- **Aufgabe 1**: Übersetzen Sie aus dem Forenauszug über Subversion den Satz „Somit klingt die Meldung auch logisch, jedoch frag ich mich wieso Subversion damit ein Problem hat.“ ins Englische.
- **Aufgabe 2**: Setzen Sie den Forenauszug über Subversion im Anschluss an seinen letzten Satz fort.

- **Textauszug**:
>>>>

Last edited by 69719 on Wed Dec 17, 2008 3:55 pm; edited 1 time in total

----------

## firefly

kann es sein, das in dem verzeichniss sich ein unterverzeichniss mit dem namen test gibt?

----------

## 69719

Ouch...., naja, Verzeichnis nicht, aber eine Datei. Somit klingt die Meldung auch logisch, jedoch frag ich mich wieso Subversion damit ein Problem hat.

----------

## nilres

Hi hat es nicht du machst es einfach falsch   :Smile: 

svn ci -m "test"

sollte klappen.

mfg nils

----------

## 69719

"test" würde keinen Unterschied machen, da die Bash aus dem "test" ein test macht und es an svn weitergibt.

----------

## JoHo42

Hi Leute,

Mal eine Frage am Rande:

Ihr legt eure einzelnen repositories im Verzeichnis /var/svn/repos ab.

<<<<

[Einträge aus einer Sammlung]

>>>>

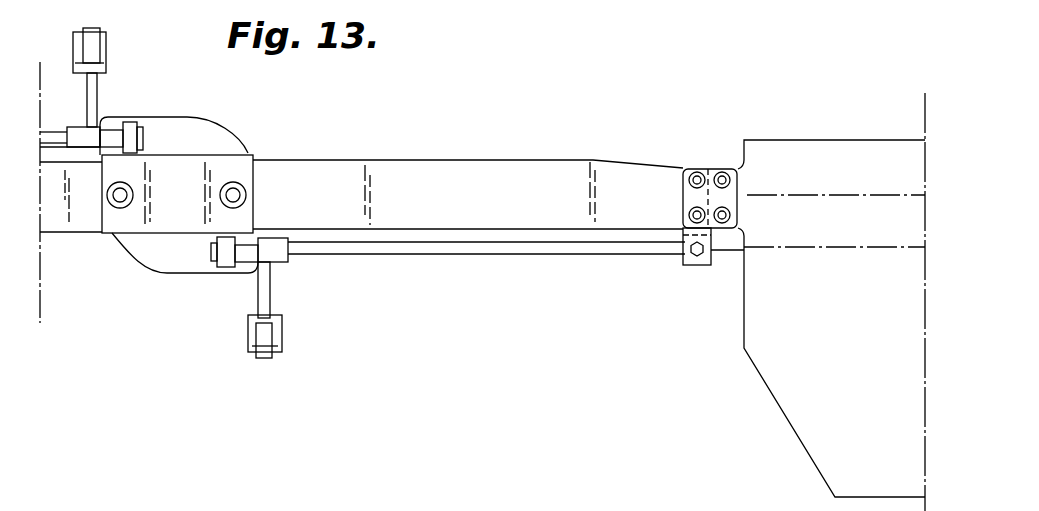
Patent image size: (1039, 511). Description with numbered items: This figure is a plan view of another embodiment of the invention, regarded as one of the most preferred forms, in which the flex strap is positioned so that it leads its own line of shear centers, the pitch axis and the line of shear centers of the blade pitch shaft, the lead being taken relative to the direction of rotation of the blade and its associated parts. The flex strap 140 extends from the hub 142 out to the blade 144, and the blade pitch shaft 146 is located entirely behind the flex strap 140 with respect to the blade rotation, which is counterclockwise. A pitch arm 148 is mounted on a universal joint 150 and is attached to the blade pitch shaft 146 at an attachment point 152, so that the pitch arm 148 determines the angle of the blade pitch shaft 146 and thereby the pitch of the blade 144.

The flex strap 140 is at (423, 168).
The hub 142 is at (191, 117).
The blade 144 is at (793, 145).
The blade pitch shaft 146 is at (492, 254).
The pitch arm 148 is at (257, 298).
The universal joint 150 is at (268, 360).
The attachment point 152 is at (282, 263).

<<<<

- **Ergebnis 1**: So the message does sound logical, but I wonder why Subversion has a problem with it.

- **Ergebnis 2**:
Ist es nicht richtiger die Sachen im /var/svn Verzeichnis zu speichern?

/var/svn/repos ist doch nach der Anleitung die Angabe, dass hier die repositories

gepeichert werden sollen?

Gruss Joerg

----------

## 69719

Es ist so richtig wie du es konfigurierst. So lange es funktioniert und dir gefällt und du bei einem backup die Daten wiederfindest, spielt der Ort keine Rolle.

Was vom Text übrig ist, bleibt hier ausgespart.